# [Task goal]
Below is a listing; write it out exactly and drop any images from it.

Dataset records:
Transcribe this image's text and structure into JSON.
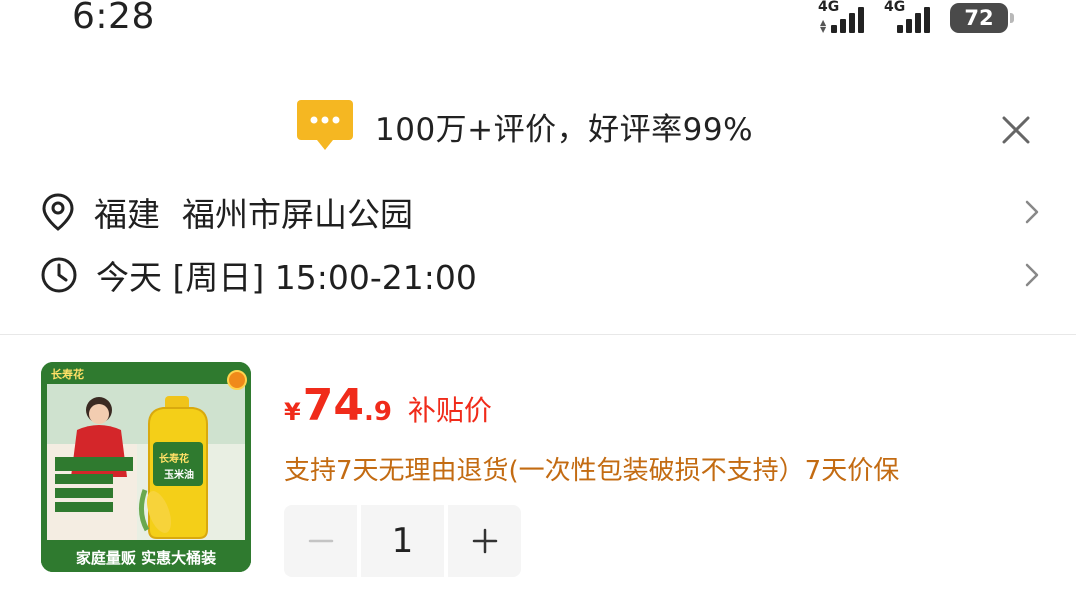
{
  "status_bar": {
    "time": "6:28",
    "network_1": "4G",
    "network_2": "4G",
    "battery": "72"
  },
  "review_banner": {
    "icon": "chat-bubble-icon",
    "text": "100万+评价，好评率99%"
  },
  "delivery": {
    "province": "福建",
    "address": "福州市屏山公园",
    "time_text": "今天 [周日] 15:00-21:00"
  },
  "product": {
    "image_caption": "家庭量贩 实惠大桶装",
    "image_brand": "长寿花",
    "image_oil_label": "玉米油",
    "price_symbol": "¥",
    "price_integer": "74",
    "price_decimal": ".9",
    "price_tag": "补贴价",
    "guarantee": "支持7天无理由退货(一次性包装破损不支持）7天价保",
    "quantity": "1"
  },
  "colors": {
    "price_red": "#f02b1a",
    "guarantee_orange": "#c36b12",
    "banner_yellow": "#f5b722",
    "product_green": "#2e7d32"
  }
}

# [Task result]
Transcribe this image's text and structure into JSON.
{
  "status_bar": {
    "time": "6:28",
    "network_1": "4G",
    "network_2": "4G",
    "battery": "72"
  },
  "review_banner": {
    "icon": "chat-bubble-icon",
    "text": "100万+评价，好评率99%"
  },
  "delivery": {
    "province": "福建",
    "address": "福州市屏山公园",
    "time_text": "今天 [周日] 15:00-21:00"
  },
  "product": {
    "image_caption": "家庭量贩 实惠大桶装",
    "image_brand": "长寿花",
    "image_oil_label": "玉米油",
    "price_symbol": "¥",
    "price_integer": "74",
    "price_decimal": ".9",
    "price_tag": "补贴价",
    "guarantee": "支持7天无理由退货(一次性包装破损不支持）7天价保",
    "quantity": "1"
  },
  "colors": {
    "price_red": "#f02b1a",
    "guarantee_orange": "#c36b12",
    "banner_yellow": "#f5b722",
    "product_green": "#2e7d32"
  }
}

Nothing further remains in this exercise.